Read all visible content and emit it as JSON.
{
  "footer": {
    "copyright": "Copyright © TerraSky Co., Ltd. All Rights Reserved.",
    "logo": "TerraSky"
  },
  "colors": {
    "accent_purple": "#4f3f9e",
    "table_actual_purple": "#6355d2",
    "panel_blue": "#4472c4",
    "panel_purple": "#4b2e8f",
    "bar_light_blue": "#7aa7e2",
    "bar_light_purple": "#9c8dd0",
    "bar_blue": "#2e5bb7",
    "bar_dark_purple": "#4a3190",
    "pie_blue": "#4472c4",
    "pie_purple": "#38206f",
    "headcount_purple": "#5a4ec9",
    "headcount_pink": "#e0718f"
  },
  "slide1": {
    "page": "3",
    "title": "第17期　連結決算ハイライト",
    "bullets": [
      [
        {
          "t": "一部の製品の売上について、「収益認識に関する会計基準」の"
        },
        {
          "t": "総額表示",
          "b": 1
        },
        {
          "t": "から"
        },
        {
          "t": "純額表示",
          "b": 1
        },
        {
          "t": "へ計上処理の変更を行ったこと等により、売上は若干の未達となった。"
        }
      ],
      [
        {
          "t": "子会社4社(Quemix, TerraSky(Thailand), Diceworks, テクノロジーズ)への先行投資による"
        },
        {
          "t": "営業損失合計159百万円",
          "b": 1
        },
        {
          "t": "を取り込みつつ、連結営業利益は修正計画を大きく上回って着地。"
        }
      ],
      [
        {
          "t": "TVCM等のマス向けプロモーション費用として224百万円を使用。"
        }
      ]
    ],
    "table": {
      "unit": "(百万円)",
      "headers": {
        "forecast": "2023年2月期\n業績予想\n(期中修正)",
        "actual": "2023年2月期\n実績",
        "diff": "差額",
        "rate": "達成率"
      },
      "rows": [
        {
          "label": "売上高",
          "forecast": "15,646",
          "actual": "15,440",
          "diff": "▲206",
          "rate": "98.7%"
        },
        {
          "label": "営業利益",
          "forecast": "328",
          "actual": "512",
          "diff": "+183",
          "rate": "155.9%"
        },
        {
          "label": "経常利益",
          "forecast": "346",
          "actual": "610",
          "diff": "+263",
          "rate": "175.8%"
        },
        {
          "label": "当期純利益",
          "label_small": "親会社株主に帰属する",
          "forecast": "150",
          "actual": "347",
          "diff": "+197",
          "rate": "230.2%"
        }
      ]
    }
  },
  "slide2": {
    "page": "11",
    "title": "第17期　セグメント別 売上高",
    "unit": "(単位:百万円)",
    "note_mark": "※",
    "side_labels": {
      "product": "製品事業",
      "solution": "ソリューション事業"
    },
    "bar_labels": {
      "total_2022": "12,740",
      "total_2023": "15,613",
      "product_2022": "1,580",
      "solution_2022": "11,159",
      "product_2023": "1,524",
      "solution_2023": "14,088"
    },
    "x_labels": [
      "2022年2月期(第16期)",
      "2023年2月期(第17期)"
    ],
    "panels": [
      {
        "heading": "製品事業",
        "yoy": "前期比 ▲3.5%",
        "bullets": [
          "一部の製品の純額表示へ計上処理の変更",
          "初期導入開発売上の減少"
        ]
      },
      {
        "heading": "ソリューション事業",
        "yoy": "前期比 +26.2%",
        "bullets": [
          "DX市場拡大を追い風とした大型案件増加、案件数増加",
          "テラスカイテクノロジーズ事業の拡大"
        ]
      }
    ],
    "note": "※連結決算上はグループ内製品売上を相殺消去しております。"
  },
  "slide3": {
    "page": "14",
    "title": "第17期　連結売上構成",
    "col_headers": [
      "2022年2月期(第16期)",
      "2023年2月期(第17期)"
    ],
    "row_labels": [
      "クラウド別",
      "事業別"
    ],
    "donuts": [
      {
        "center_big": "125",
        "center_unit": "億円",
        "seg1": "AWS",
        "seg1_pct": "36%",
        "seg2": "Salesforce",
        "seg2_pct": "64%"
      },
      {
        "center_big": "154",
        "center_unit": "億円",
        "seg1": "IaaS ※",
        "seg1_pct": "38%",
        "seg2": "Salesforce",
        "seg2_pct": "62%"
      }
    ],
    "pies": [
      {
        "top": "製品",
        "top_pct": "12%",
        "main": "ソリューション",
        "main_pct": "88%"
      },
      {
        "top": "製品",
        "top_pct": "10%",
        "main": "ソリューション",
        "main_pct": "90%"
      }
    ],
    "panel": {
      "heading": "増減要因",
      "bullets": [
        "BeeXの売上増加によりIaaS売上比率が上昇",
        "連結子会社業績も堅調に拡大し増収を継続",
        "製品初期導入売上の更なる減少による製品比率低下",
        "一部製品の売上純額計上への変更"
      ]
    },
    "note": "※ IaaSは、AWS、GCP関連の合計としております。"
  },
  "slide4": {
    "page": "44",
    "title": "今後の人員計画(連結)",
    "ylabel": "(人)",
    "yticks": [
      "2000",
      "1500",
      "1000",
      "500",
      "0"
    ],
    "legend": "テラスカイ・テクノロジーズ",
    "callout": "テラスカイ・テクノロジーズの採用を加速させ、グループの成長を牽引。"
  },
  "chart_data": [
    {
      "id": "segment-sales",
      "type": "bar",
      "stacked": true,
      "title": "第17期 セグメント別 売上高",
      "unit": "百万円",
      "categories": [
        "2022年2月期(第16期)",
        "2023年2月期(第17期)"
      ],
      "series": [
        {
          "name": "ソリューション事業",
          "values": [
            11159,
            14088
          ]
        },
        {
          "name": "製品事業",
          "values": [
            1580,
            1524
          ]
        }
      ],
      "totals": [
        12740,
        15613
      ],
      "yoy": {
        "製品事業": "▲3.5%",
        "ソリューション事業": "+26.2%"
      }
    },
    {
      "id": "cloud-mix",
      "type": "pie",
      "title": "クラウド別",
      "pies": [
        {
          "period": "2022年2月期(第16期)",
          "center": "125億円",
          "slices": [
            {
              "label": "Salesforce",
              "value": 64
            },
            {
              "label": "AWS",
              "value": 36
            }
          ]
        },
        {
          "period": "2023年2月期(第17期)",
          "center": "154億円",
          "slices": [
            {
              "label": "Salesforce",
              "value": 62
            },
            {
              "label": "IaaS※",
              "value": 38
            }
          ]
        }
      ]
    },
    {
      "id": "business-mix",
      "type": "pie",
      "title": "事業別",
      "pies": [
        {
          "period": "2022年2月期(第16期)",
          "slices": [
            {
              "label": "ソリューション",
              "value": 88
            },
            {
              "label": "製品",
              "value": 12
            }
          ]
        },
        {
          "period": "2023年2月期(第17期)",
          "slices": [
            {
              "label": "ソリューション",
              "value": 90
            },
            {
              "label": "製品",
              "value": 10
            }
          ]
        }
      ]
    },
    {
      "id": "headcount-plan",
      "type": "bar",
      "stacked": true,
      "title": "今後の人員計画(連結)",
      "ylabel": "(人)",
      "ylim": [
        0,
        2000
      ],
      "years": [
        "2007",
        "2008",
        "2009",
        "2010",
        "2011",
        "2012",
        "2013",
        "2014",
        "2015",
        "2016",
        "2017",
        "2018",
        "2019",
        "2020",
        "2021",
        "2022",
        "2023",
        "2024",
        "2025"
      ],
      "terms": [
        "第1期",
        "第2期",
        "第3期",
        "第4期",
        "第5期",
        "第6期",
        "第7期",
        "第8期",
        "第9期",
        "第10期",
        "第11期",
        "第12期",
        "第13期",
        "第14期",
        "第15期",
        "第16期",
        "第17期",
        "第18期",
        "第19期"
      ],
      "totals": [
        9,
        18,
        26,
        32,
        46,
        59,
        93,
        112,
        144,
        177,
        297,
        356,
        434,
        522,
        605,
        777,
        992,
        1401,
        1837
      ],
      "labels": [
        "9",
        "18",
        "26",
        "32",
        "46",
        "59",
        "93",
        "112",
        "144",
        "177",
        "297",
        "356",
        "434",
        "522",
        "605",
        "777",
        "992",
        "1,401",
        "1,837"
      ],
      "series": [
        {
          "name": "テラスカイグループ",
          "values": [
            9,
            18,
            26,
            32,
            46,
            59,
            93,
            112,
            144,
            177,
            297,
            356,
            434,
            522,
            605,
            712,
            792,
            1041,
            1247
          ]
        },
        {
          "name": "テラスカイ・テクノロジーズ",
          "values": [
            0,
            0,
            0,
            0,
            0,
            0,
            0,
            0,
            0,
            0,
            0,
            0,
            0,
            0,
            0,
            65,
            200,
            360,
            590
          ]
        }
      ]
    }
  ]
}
▬▬▬▬▬▬▬▬▬▬
◆ **Instruction**: Some lines of the data above may hold the word "rate"; report how many do, and nothing else.

◆ **Result below**: 5